### Rows from a figure dataset
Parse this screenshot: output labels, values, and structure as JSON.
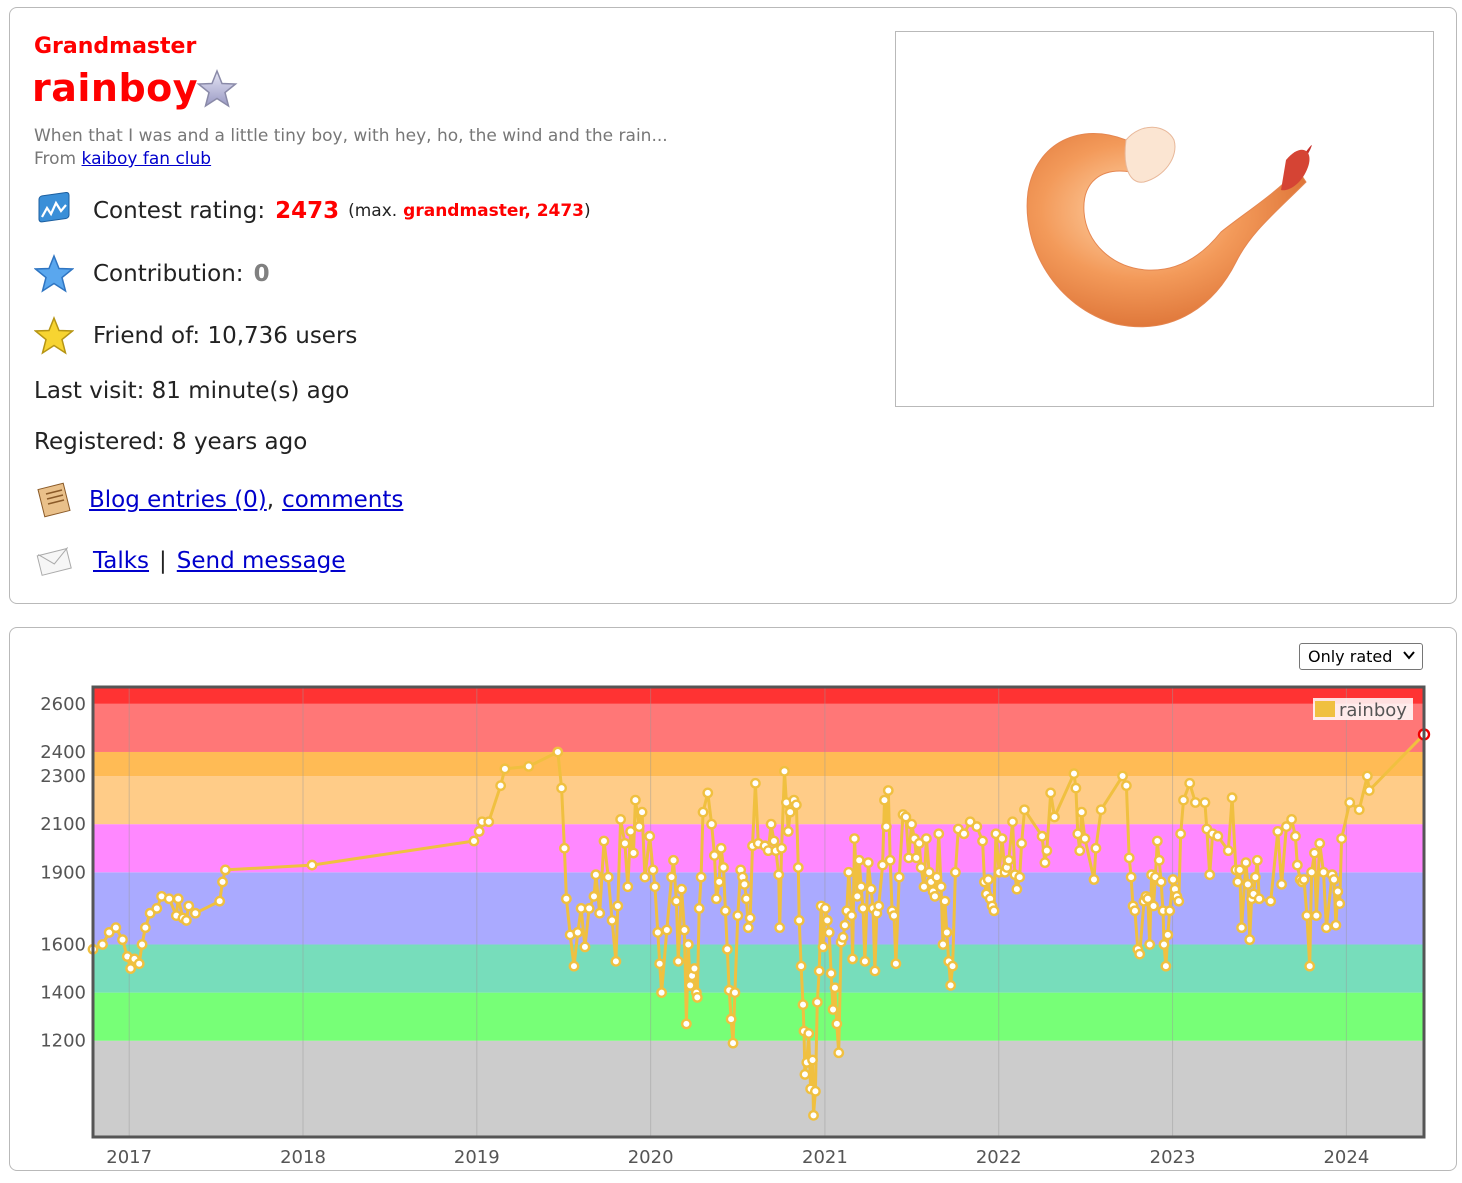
{
  "profile": {
    "rank": "Grandmaster",
    "handle": "rainboy",
    "bio": "When that I was and a little tiny boy, with hey, ho, the wind and the rain...",
    "from_prefix": "From",
    "from_org": "kaiboy fan club",
    "rating_label": "Contest rating:",
    "rating_value": "2473",
    "max_open": "(max.",
    "max_rank_value": "grandmaster, 2473",
    "max_close": ")",
    "contribution_label": "Contribution:",
    "contribution_value": "0",
    "friend_text": "Friend of: 10,736 users",
    "last_visit_text": "Last visit: 81 minute(s) ago",
    "registered_text": "Registered: 8 years ago",
    "blog_link": "Blog entries (0)",
    "comma": ",",
    "comments_link": "comments",
    "talks_link": "Talks",
    "pipe": "|",
    "send_message_link": "Send message",
    "icons": [
      "star-outline-icon",
      "rating-graph-icon",
      "blue-star-icon",
      "gold-star-icon",
      "blog-icon",
      "envelope-icon"
    ]
  },
  "filter": {
    "selected": "Only rated"
  },
  "chart_data": {
    "type": "line",
    "x_ticks": [
      "2017",
      "2018",
      "2019",
      "2020",
      "2021",
      "2022",
      "2023",
      "2024"
    ],
    "y_ticks": [
      1200,
      1400,
      1600,
      1900,
      2100,
      2300,
      2400,
      2600
    ],
    "y_range": [
      800,
      2670
    ],
    "x_range": [
      "2016-10-17",
      "2024-06-12"
    ],
    "legend": "rainboy",
    "series_color": "#f0c040",
    "bands": [
      {
        "from": 800,
        "to": 1200,
        "color": "#cccccc"
      },
      {
        "from": 1200,
        "to": 1400,
        "color": "#77ff77"
      },
      {
        "from": 1400,
        "to": 1600,
        "color": "#77ddbb"
      },
      {
        "from": 1600,
        "to": 1900,
        "color": "#aaaaff"
      },
      {
        "from": 1900,
        "to": 2100,
        "color": "#ff88ff"
      },
      {
        "from": 2100,
        "to": 2300,
        "color": "#ffcc88"
      },
      {
        "from": 2300,
        "to": 2400,
        "color": "#ffbb55"
      },
      {
        "from": 2400,
        "to": 2600,
        "color": "#ff7777"
      },
      {
        "from": 2600,
        "to": 2670,
        "color": "#ff3333"
      }
    ],
    "points": [
      [
        "2016-10-17",
        1580
      ],
      [
        "2016-11-06",
        1600
      ],
      [
        "2016-11-20",
        1650
      ],
      [
        "2016-12-04",
        1670
      ],
      [
        "2016-12-18",
        1620
      ],
      [
        "2016-12-28",
        1550
      ],
      [
        "2017-01-04",
        1500
      ],
      [
        "2017-01-12",
        1540
      ],
      [
        "2017-01-22",
        1520
      ],
      [
        "2017-01-28",
        1600
      ],
      [
        "2017-02-04",
        1670
      ],
      [
        "2017-02-14",
        1730
      ],
      [
        "2017-02-28",
        1750
      ],
      [
        "2017-03-10",
        1800
      ],
      [
        "2017-03-26",
        1790
      ],
      [
        "2017-04-10",
        1720
      ],
      [
        "2017-04-14",
        1790
      ],
      [
        "2017-04-24",
        1710
      ],
      [
        "2017-05-01",
        1700
      ],
      [
        "2017-05-06",
        1760
      ],
      [
        "2017-05-20",
        1730
      ],
      [
        "2017-07-10",
        1780
      ],
      [
        "2017-07-16",
        1860
      ],
      [
        "2017-07-22",
        1910
      ],
      [
        "2018-01-20",
        1930
      ],
      [
        "2018-12-26",
        2030
      ],
      [
        "2019-01-06",
        2070
      ],
      [
        "2019-01-12",
        2110
      ],
      [
        "2019-01-26",
        2110
      ],
      [
        "2019-02-20",
        2260
      ],
      [
        "2019-03-01",
        2330
      ],
      [
        "2019-04-20",
        2340
      ],
      [
        "2019-06-20",
        2400
      ],
      [
        "2019-06-28",
        2250
      ],
      [
        "2019-07-04",
        2000
      ],
      [
        "2019-07-08",
        1790
      ],
      [
        "2019-07-16",
        1640
      ],
      [
        "2019-07-24",
        1510
      ],
      [
        "2019-08-01",
        1650
      ],
      [
        "2019-08-08",
        1750
      ],
      [
        "2019-08-16",
        1590
      ],
      [
        "2019-08-25",
        1750
      ],
      [
        "2019-09-04",
        1800
      ],
      [
        "2019-09-08",
        1890
      ],
      [
        "2019-09-16",
        1730
      ],
      [
        "2019-09-25",
        2030
      ],
      [
        "2019-10-04",
        1880
      ],
      [
        "2019-10-12",
        1700
      ],
      [
        "2019-10-20",
        1530
      ],
      [
        "2019-10-24",
        1760
      ],
      [
        "2019-10-30",
        2120
      ],
      [
        "2019-11-08",
        2020
      ],
      [
        "2019-11-14",
        1840
      ],
      [
        "2019-11-20",
        2070
      ],
      [
        "2019-11-26",
        1980
      ],
      [
        "2019-11-30",
        2200
      ],
      [
        "2019-12-08",
        2090
      ],
      [
        "2019-12-14",
        2150
      ],
      [
        "2019-12-20",
        1880
      ],
      [
        "2019-12-30",
        2050
      ],
      [
        "2020-01-06",
        1910
      ],
      [
        "2020-01-10",
        1840
      ],
      [
        "2020-01-16",
        1650
      ],
      [
        "2020-01-20",
        1520
      ],
      [
        "2020-01-24",
        1400
      ],
      [
        "2020-02-04",
        1660
      ],
      [
        "2020-02-14",
        1880
      ],
      [
        "2020-02-18",
        1950
      ],
      [
        "2020-02-24",
        1780
      ],
      [
        "2020-02-28",
        1530
      ],
      [
        "2020-03-06",
        1830
      ],
      [
        "2020-03-12",
        1660
      ],
      [
        "2020-03-16",
        1270
      ],
      [
        "2020-03-20",
        1600
      ],
      [
        "2020-03-24",
        1430
      ],
      [
        "2020-03-28",
        1470
      ],
      [
        "2020-04-02",
        1500
      ],
      [
        "2020-04-06",
        1400
      ],
      [
        "2020-04-08",
        1380
      ],
      [
        "2020-04-12",
        1750
      ],
      [
        "2020-04-16",
        1880
      ],
      [
        "2020-04-20",
        2150
      ],
      [
        "2020-04-30",
        2230
      ],
      [
        "2020-05-08",
        2100
      ],
      [
        "2020-05-14",
        1970
      ],
      [
        "2020-05-18",
        1790
      ],
      [
        "2020-05-24",
        1860
      ],
      [
        "2020-05-28",
        2000
      ],
      [
        "2020-06-02",
        1920
      ],
      [
        "2020-06-06",
        1740
      ],
      [
        "2020-06-10",
        1580
      ],
      [
        "2020-06-14",
        1410
      ],
      [
        "2020-06-18",
        1290
      ],
      [
        "2020-06-22",
        1190
      ],
      [
        "2020-06-26",
        1400
      ],
      [
        "2020-07-02",
        1720
      ],
      [
        "2020-07-08",
        1910
      ],
      [
        "2020-07-12",
        1880
      ],
      [
        "2020-07-16",
        1850
      ],
      [
        "2020-07-20",
        1790
      ],
      [
        "2020-07-24",
        1670
      ],
      [
        "2020-07-28",
        1710
      ],
      [
        "2020-08-02",
        2010
      ],
      [
        "2020-08-08",
        2270
      ],
      [
        "2020-08-14",
        2020
      ],
      [
        "2020-08-28",
        2010
      ],
      [
        "2020-09-04",
        1990
      ],
      [
        "2020-09-10",
        2100
      ],
      [
        "2020-09-16",
        2030
      ],
      [
        "2020-09-20",
        1990
      ],
      [
        "2020-09-26",
        1890
      ],
      [
        "2020-09-28",
        1670
      ],
      [
        "2020-10-02",
        2000
      ],
      [
        "2020-10-08",
        2320
      ],
      [
        "2020-10-12",
        2190
      ],
      [
        "2020-10-16",
        2070
      ],
      [
        "2020-10-20",
        2150
      ],
      [
        "2020-10-28",
        2200
      ],
      [
        "2020-11-02",
        2180
      ],
      [
        "2020-11-06",
        1920
      ],
      [
        "2020-11-08",
        1700
      ],
      [
        "2020-11-12",
        1510
      ],
      [
        "2020-11-16",
        1350
      ],
      [
        "2020-11-18",
        1240
      ],
      [
        "2020-11-20",
        1060
      ],
      [
        "2020-11-24",
        1110
      ],
      [
        "2020-11-28",
        1230
      ],
      [
        "2020-12-02",
        1000
      ],
      [
        "2020-12-06",
        1120
      ],
      [
        "2020-12-08",
        890
      ],
      [
        "2020-12-12",
        990
      ],
      [
        "2020-12-16",
        1360
      ],
      [
        "2020-12-20",
        1490
      ],
      [
        "2020-12-24",
        1760
      ],
      [
        "2020-12-28",
        1590
      ],
      [
        "2021-01-02",
        1750
      ],
      [
        "2021-01-06",
        1700
      ],
      [
        "2021-01-10",
        1650
      ],
      [
        "2021-01-14",
        1480
      ],
      [
        "2021-01-18",
        1330
      ],
      [
        "2021-01-22",
        1420
      ],
      [
        "2021-01-26",
        1270
      ],
      [
        "2021-01-30",
        1150
      ],
      [
        "2021-02-04",
        1610
      ],
      [
        "2021-02-08",
        1630
      ],
      [
        "2021-02-12",
        1680
      ],
      [
        "2021-02-16",
        1740
      ],
      [
        "2021-02-20",
        1900
      ],
      [
        "2021-02-26",
        1720
      ],
      [
        "2021-02-28",
        1540
      ],
      [
        "2021-03-04",
        2040
      ],
      [
        "2021-03-10",
        1800
      ],
      [
        "2021-03-14",
        1950
      ],
      [
        "2021-03-18",
        1840
      ],
      [
        "2021-03-22",
        1750
      ],
      [
        "2021-03-26",
        1530
      ],
      [
        "2021-04-02",
        1940
      ],
      [
        "2021-04-08",
        1830
      ],
      [
        "2021-04-12",
        1750
      ],
      [
        "2021-04-16",
        1490
      ],
      [
        "2021-04-20",
        1730
      ],
      [
        "2021-04-24",
        1760
      ],
      [
        "2021-05-02",
        1930
      ],
      [
        "2021-05-06",
        2200
      ],
      [
        "2021-05-10",
        2090
      ],
      [
        "2021-05-14",
        2240
      ],
      [
        "2021-05-18",
        1950
      ],
      [
        "2021-05-22",
        1740
      ],
      [
        "2021-05-26",
        1720
      ],
      [
        "2021-05-30",
        1520
      ],
      [
        "2021-06-06",
        1880
      ],
      [
        "2021-06-14",
        2140
      ],
      [
        "2021-06-20",
        2130
      ],
      [
        "2021-06-26",
        1960
      ],
      [
        "2021-07-02",
        2100
      ],
      [
        "2021-07-08",
        2040
      ],
      [
        "2021-07-12",
        1960
      ],
      [
        "2021-07-18",
        2020
      ],
      [
        "2021-07-22",
        1920
      ],
      [
        "2021-07-28",
        1840
      ],
      [
        "2021-08-02",
        2040
      ],
      [
        "2021-08-08",
        1900
      ],
      [
        "2021-08-12",
        1860
      ],
      [
        "2021-08-16",
        1820
      ],
      [
        "2021-08-20",
        1800
      ],
      [
        "2021-08-24",
        1880
      ],
      [
        "2021-08-28",
        2060
      ],
      [
        "2021-09-02",
        1840
      ],
      [
        "2021-09-06",
        1600
      ],
      [
        "2021-09-10",
        1780
      ],
      [
        "2021-09-14",
        1650
      ],
      [
        "2021-09-18",
        1530
      ],
      [
        "2021-09-22",
        1430
      ],
      [
        "2021-09-26",
        1510
      ],
      [
        "2021-10-02",
        1900
      ],
      [
        "2021-10-08",
        2080
      ],
      [
        "2021-10-20",
        2060
      ],
      [
        "2021-11-02",
        2110
      ],
      [
        "2021-11-16",
        2090
      ],
      [
        "2021-11-28",
        2030
      ],
      [
        "2021-12-02",
        1860
      ],
      [
        "2021-12-06",
        1810
      ],
      [
        "2021-12-10",
        1870
      ],
      [
        "2021-12-14",
        1790
      ],
      [
        "2021-12-18",
        1760
      ],
      [
        "2021-12-22",
        1740
      ],
      [
        "2021-12-26",
        2060
      ],
      [
        "2022-01-02",
        1900
      ],
      [
        "2022-01-08",
        2040
      ],
      [
        "2022-01-14",
        1900
      ],
      [
        "2022-01-18",
        1920
      ],
      [
        "2022-01-22",
        1950
      ],
      [
        "2022-01-30",
        2110
      ],
      [
        "2022-02-04",
        1890
      ],
      [
        "2022-02-08",
        1830
      ],
      [
        "2022-02-14",
        1880
      ],
      [
        "2022-02-18",
        2020
      ],
      [
        "2022-02-24",
        2160
      ],
      [
        "2022-04-02",
        2050
      ],
      [
        "2022-04-08",
        1940
      ],
      [
        "2022-04-12",
        1990
      ],
      [
        "2022-04-20",
        2230
      ],
      [
        "2022-04-28",
        2130
      ],
      [
        "2022-06-08",
        2310
      ],
      [
        "2022-06-12",
        2250
      ],
      [
        "2022-06-16",
        2060
      ],
      [
        "2022-06-20",
        1990
      ],
      [
        "2022-06-24",
        2150
      ],
      [
        "2022-07-01",
        2040
      ],
      [
        "2022-07-20",
        1870
      ],
      [
        "2022-07-24",
        2000
      ],
      [
        "2022-08-04",
        2160
      ],
      [
        "2022-09-18",
        2300
      ],
      [
        "2022-09-26",
        2260
      ],
      [
        "2022-10-02",
        1960
      ],
      [
        "2022-10-06",
        1880
      ],
      [
        "2022-10-10",
        1760
      ],
      [
        "2022-10-14",
        1740
      ],
      [
        "2022-10-20",
        1580
      ],
      [
        "2022-10-24",
        1560
      ],
      [
        "2022-11-02",
        1780
      ],
      [
        "2022-11-06",
        1800
      ],
      [
        "2022-11-10",
        1790
      ],
      [
        "2022-11-14",
        1600
      ],
      [
        "2022-11-18",
        1890
      ],
      [
        "2022-11-22",
        1760
      ],
      [
        "2022-11-26",
        1880
      ],
      [
        "2022-11-30",
        2030
      ],
      [
        "2022-12-04",
        1950
      ],
      [
        "2022-12-08",
        1860
      ],
      [
        "2022-12-12",
        1740
      ],
      [
        "2022-12-14",
        1600
      ],
      [
        "2022-12-18",
        1510
      ],
      [
        "2022-12-22",
        1640
      ],
      [
        "2022-12-26",
        1740
      ],
      [
        "2023-01-02",
        1870
      ],
      [
        "2023-01-06",
        1830
      ],
      [
        "2023-01-10",
        1800
      ],
      [
        "2023-01-14",
        1780
      ],
      [
        "2023-01-18",
        2060
      ],
      [
        "2023-01-24",
        2200
      ],
      [
        "2023-02-06",
        2270
      ],
      [
        "2023-02-18",
        2190
      ],
      [
        "2023-03-10",
        2190
      ],
      [
        "2023-03-14",
        2080
      ],
      [
        "2023-03-20",
        1890
      ],
      [
        "2023-03-26",
        2060
      ],
      [
        "2023-04-06",
        2050
      ],
      [
        "2023-04-28",
        1990
      ],
      [
        "2023-05-06",
        2210
      ],
      [
        "2023-05-14",
        1910
      ],
      [
        "2023-05-18",
        1860
      ],
      [
        "2023-05-22",
        1910
      ],
      [
        "2023-05-26",
        1670
      ],
      [
        "2023-06-04",
        1940
      ],
      [
        "2023-06-08",
        1850
      ],
      [
        "2023-06-12",
        1620
      ],
      [
        "2023-06-16",
        1790
      ],
      [
        "2023-06-20",
        1810
      ],
      [
        "2023-06-24",
        1880
      ],
      [
        "2023-06-28",
        1950
      ],
      [
        "2023-07-02",
        1790
      ],
      [
        "2023-07-26",
        1780
      ],
      [
        "2023-08-10",
        2070
      ],
      [
        "2023-08-18",
        1850
      ],
      [
        "2023-08-28",
        2090
      ],
      [
        "2023-09-08",
        2120
      ],
      [
        "2023-09-16",
        2050
      ],
      [
        "2023-09-20",
        1930
      ],
      [
        "2023-09-26",
        1870
      ],
      [
        "2023-09-30",
        1860
      ],
      [
        "2023-10-04",
        1870
      ],
      [
        "2023-10-10",
        1720
      ],
      [
        "2023-10-16",
        1510
      ],
      [
        "2023-10-20",
        1900
      ],
      [
        "2023-10-26",
        1980
      ],
      [
        "2023-10-30",
        1720
      ],
      [
        "2023-11-06",
        2020
      ],
      [
        "2023-11-14",
        1900
      ],
      [
        "2023-11-20",
        1670
      ],
      [
        "2023-12-02",
        1890
      ],
      [
        "2023-12-06",
        1870
      ],
      [
        "2023-12-10",
        1680
      ],
      [
        "2023-12-14",
        1820
      ],
      [
        "2023-12-18",
        1770
      ],
      [
        "2023-12-22",
        2040
      ],
      [
        "2024-01-08",
        2190
      ],
      [
        "2024-01-28",
        2160
      ],
      [
        "2024-02-14",
        2300
      ],
      [
        "2024-02-18",
        2240
      ],
      [
        "2024-06-12",
        2473
      ]
    ]
  }
}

### EXERCISE AIM
For the entries above, count the lines that contain the string "star", and state that number without further comment.

### EXPECTED ANSWER
3